▶ DOKUMENTTEXT
■ ■ ■

Für eine Ethik in der medialen Welt
Heute kann jeder Botschaften in die Welt senden, der Einfluss etablierter Medien schwindet. Medienwissenschaftler Bernhard Pörksen untersucht in seinem Buch Desinformation und Erregungsmuster des digitalen Zeitalters. Journalistisches Handwerk sollte Teil der Allgemeinbildung werden.
Am 20. Dezember 2013 fliegt Justine Sacco, eine erfolgreiche PR-Managerin aus New York in ihren Weihnachtsurlaub nach Südafrika. Vor dem Umsteigen in London twittert sie: „ich bin auf dem Weg nach Afrika. Hoffentlich kriege ich kein Aids. Ich mache nur Spaß. Ich bin weiß.“
Was sie für einen Witz hält, verbreitet sich in Windeseile. Noch bevor ihr Flugzeug landet, kommen 100.000 empörte Tweets zusammen. Am Flughafen in Südafrika wird sie von Demonstranten erwartet. Obwohl sie ihren Tweet sofort löscht, ist er längst kopiert und verbreitet sich weiter. Ihre PR-Agentur feuert sie, und weltweit wird sie zur Symbolfigur einer verwöhnten, arroganten, rassistischen weißen Frau.

■ ■ ■

▶ ARBEITSAUFTRAG 1
Stimmen die folgenden Aussagen mit dem Text zur Medienethik überein? Beantworten Sie jede mit Ja oder Nein und zitieren Sie die entscheidenden Worte des Textes genau. (a) Justine Sacco flog am 20. Dezember 2013 nach Südafrika. (b) Sacco ließ ihren Tweet online stehen. (c) Bis zur Landung ihres Flugzeugs kamen 10.000 empörte Tweets zusammen.
▶ ARBEITSAUFTRAG 2
Führen Sie den Text zur Medienethik ab seinem letzten Satz weiter.

▶ BEREITGESTELLTE DATEN
■ ■ ■

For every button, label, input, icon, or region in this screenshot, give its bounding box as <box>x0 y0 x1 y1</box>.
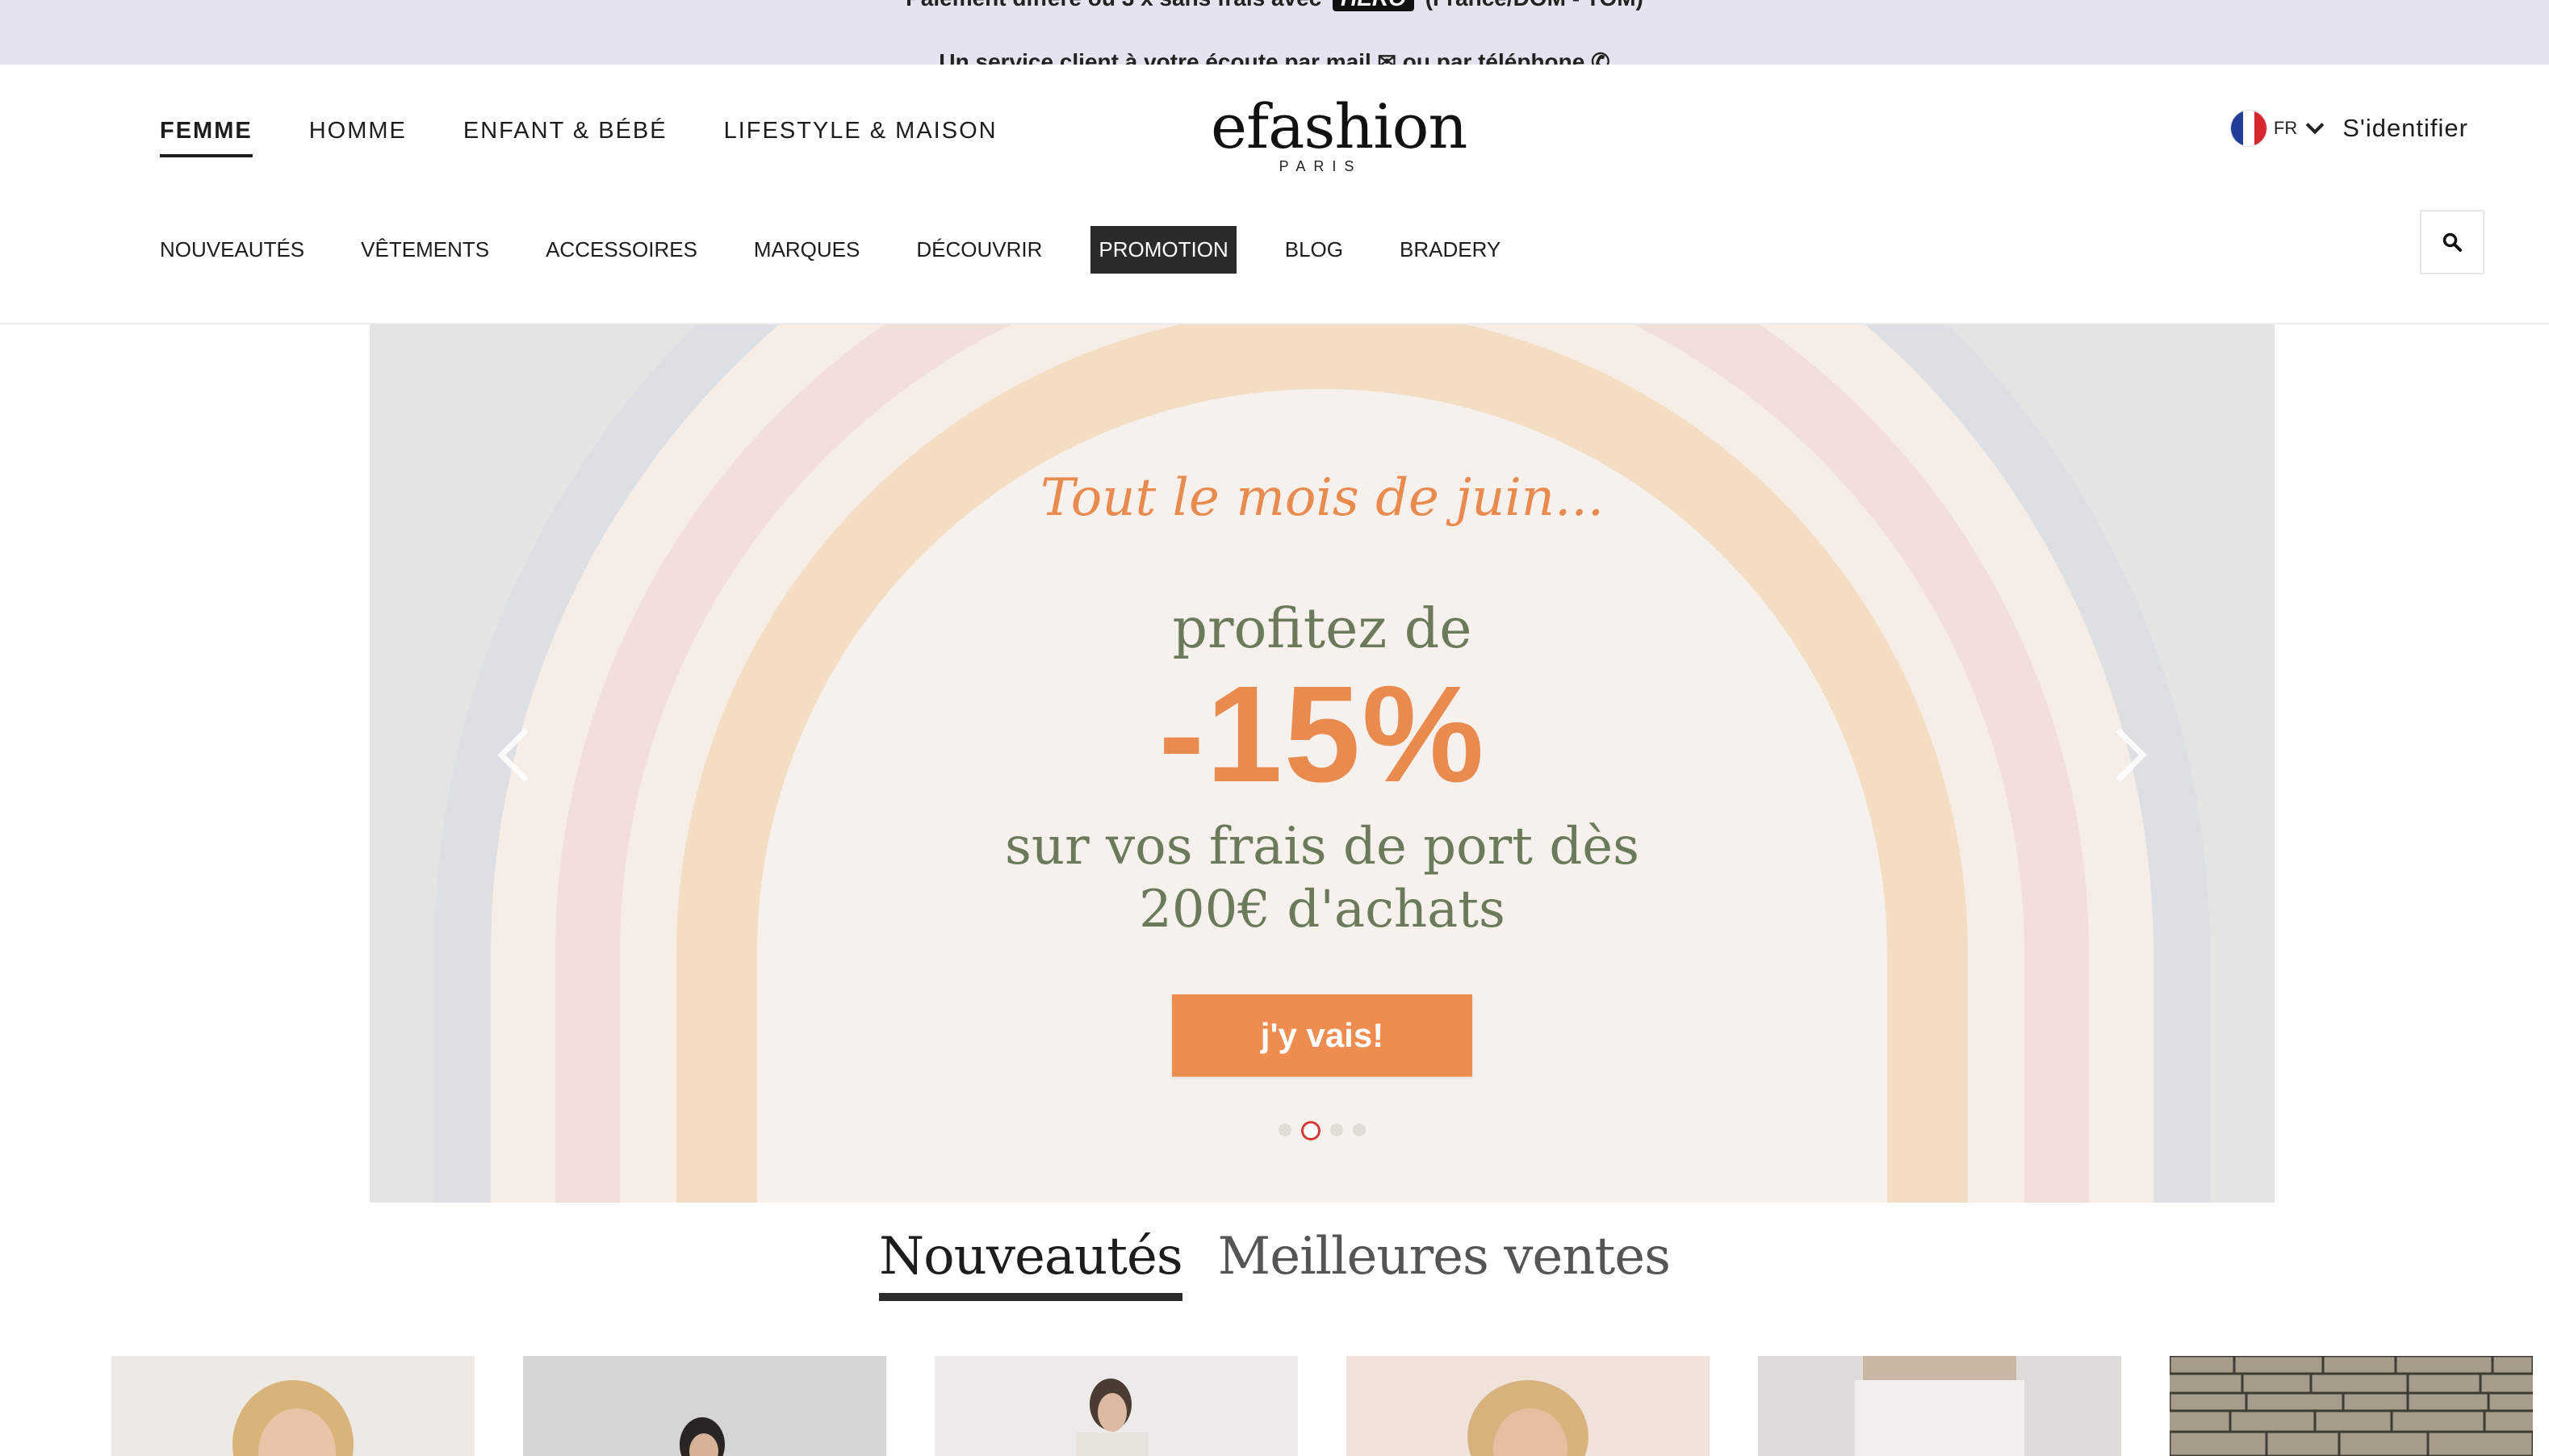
gender-nav-lifestyle-maison[interactable]: LIFESTYLE & MAISON <box>724 118 998 157</box>
carousel-dot-active[interactable] <box>1301 1121 1321 1140</box>
account-area: FR S'identifier <box>2229 110 2468 147</box>
product-image <box>523 1356 886 1456</box>
category-accessoires[interactable]: ACCESSOIRES <box>546 226 697 274</box>
product-card[interactable] <box>1346 1356 1710 1456</box>
carousel-dot[interactable] <box>1330 1123 1343 1136</box>
announcement-payment-text: Paiement différé ou 3 x sans frais avec <box>906 0 1321 10</box>
product-tabs: Nouveautés Meilleures ventes <box>0 1227 2549 1301</box>
product-card[interactable] <box>1758 1356 2121 1456</box>
banner-description-line2: 200€ d'achats <box>1139 880 1505 939</box>
category-promotion[interactable]: PROMOTION <box>1090 226 1237 274</box>
hero-badge: HERO <box>1333 0 1414 11</box>
carousel-dot[interactable] <box>1353 1123 1366 1136</box>
banner-description-line1: sur vos frais de port dès <box>1005 817 1639 877</box>
search-button[interactable] <box>2420 210 2484 274</box>
announcement-payment-region: (France/DOM - TOM) <box>1425 0 1643 10</box>
category-marques[interactable]: MARQUES <box>754 226 860 274</box>
gender-nav-homme[interactable]: HOMME <box>309 118 407 157</box>
product-card[interactable] <box>935 1356 1298 1456</box>
banner-subheading: profitez de <box>1172 597 1472 661</box>
category-decouvrir[interactable]: DÉCOUVRIR <box>916 226 1042 274</box>
banner-cta-button[interactable]: j'y vais! <box>1172 994 1472 1077</box>
carousel-dots <box>370 1121 2275 1140</box>
product-image <box>2170 1356 2533 1456</box>
carousel-dot[interactable] <box>1279 1123 1291 1136</box>
product-image <box>935 1356 1298 1456</box>
product-image <box>1758 1356 2121 1456</box>
site-logo[interactable]: efashion PARIS <box>1211 90 1467 175</box>
announcement-bar: Paiement différé ou 3 x sans frais avec … <box>0 0 2549 65</box>
tab-nouveautes[interactable]: Nouveautés <box>879 1227 1183 1301</box>
category-bradery[interactable]: BRADERY <box>1400 226 1501 274</box>
banner-description: sur vos frais de port dès 200€ d'achats <box>370 815 2275 941</box>
product-card[interactable] <box>523 1356 886 1456</box>
product-card[interactable] <box>2170 1356 2533 1456</box>
category-nouveautes[interactable]: NOUVEAUTÉS <box>160 226 304 274</box>
language-selector[interactable]: FR <box>2274 118 2297 139</box>
category-blog[interactable]: BLOG <box>1285 226 1343 274</box>
promo-banner[interactable]: Tout le mois de juin... profitez de -15%… <box>370 324 2275 1203</box>
tab-meilleures-ventes[interactable]: Meilleures ventes <box>1218 1227 1671 1301</box>
france-flag-icon[interactable] <box>2229 110 2267 147</box>
product-image <box>1346 1356 1710 1456</box>
gender-nav: FEMME HOMME ENFANT & BÉBÉ LIFESTYLE & MA… <box>160 118 1054 157</box>
announcement-service: Un service client à votre écoute par mai… <box>939 49 1610 65</box>
search-icon <box>2442 232 2462 252</box>
banner-script-text: Tout le mois de juin... <box>1040 468 1605 528</box>
login-link[interactable]: S'identifier <box>2342 114 2468 143</box>
site-header: FEMME HOMME ENFANT & BÉBÉ LIFESTYLE & MA… <box>0 65 2549 324</box>
gender-nav-enfant-bebe[interactable]: ENFANT & BÉBÉ <box>463 118 668 157</box>
chevron-down-icon[interactable] <box>2305 115 2325 135</box>
banner-discount: -15% <box>1158 658 1486 811</box>
product-card[interactable] <box>111 1356 475 1456</box>
category-nav: NOUVEAUTÉS VÊTEMENTS ACCESSOIRES MARQUES… <box>160 226 1557 274</box>
category-vetements[interactable]: VÊTEMENTS <box>361 226 489 274</box>
gender-nav-femme[interactable]: FEMME <box>160 118 253 157</box>
product-image <box>111 1356 475 1456</box>
announcement-payment: Paiement différé ou 3 x sans frais avec … <box>0 0 2549 11</box>
logo-wordmark: efashion <box>1211 90 1467 162</box>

■ ■ ■

▶ RICHTIGE ANTWORT 1
(a) Ja: „Am 20. Dezember 2013 fliegt Justine Sacco, eine erfolgreiche PR-Managerin aus New York in ihren Weihnachtsurlaub nach Südafrika.“
(b) Nein: „Obwohl sie ihren Tweet sofort löscht, ist er längst kopiert und verbreitet sich weiter.“
(c) Nein: „Noch bevor ihr Flugzeug landet, kommen 100.000 empörte Tweets zusammen.“

▶ RICHTIGE ANTWORT 2
Bernhard Pörksens 2018 erschienenes Buch Die große Gereiztheit enthält viele Geschichten wie diese. Sie illustrieren, wie sich im Zeitalter der Digitalisierung und Social Media eine Empörungsspirale herausgebildet hat, „in der miteinander verschlungene, sich wechselseitig befeuernde Impulse einen Zustand der Dauerirritation und der großen Gereiztheit erzeugen“.
Autoriäten werden demontiert
Der Medienwissenschaftler Bernhard Pörksen konstatiert fünf Krisen, die er einer näheren Betrachtung unterzieht: eine Wahrheitskrise, eine Diskurskrise, eine Autoritätskrise, eine Behaglichkeitskrise und eine Reputationskrise. Ihnen widmet er jeweils ein Kapitel.
Schon die ersten drei Krisenfelder machen deutlich, was auf dem Spiel steht. Erstens: Gewissheiten über den Wahrheitsgehalt von Nachrichten oder Bildern werden durch die technisch leicht zu realisierenden Möglichkeiten von Bild- oder Videofälschungen, von gekauften Trolls, Fake-Profilen und Social Bots immer fragwürdiger.
Zweitens: Die Grenzen des Sagbaren und Konsensfähigen verschieben sich in rasantem Tempo. Die Wut, das dauernde Funkenschlagen von Empörung und Erregung befeuern zunehmend auch die öffentlichen Diskurse.
Drittens: Die Autoritätskrise zeigt sich im Bereich des Politischen. Politikerinnen und Politiker werden grell ausgeleuchtet durch die „indiskreten Medien“ der Gegenwart schnell in ihrer Fehlbarkeit, Widersprüchlichkeit und Gewöhnlichkeit sichtbar. Ihre Rolle als vermeintliche Vorbilder schwinden.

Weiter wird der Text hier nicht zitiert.